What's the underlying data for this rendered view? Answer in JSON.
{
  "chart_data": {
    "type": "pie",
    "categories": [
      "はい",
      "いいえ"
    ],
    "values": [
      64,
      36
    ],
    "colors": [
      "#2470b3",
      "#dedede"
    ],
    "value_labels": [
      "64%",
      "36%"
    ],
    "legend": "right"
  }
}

+ + +

TASK BRIEF: Reproduce the material above exactly; please quote every line of it.

TASK ANSWER:
What's the underlying data for this rendered view? Answer in JSON.
{
  "chart_data": {
    "type": "pie",
    "categories": [
      "はい",
      "いいえ"
    ],
    "values": [
      64,
      36
    ],
    "colors": [
      "#2470b3",
      "#dedede"
    ],
    "value_labels": [
      "64%",
      "36%"
    ],
    "legend": "right"
  }
}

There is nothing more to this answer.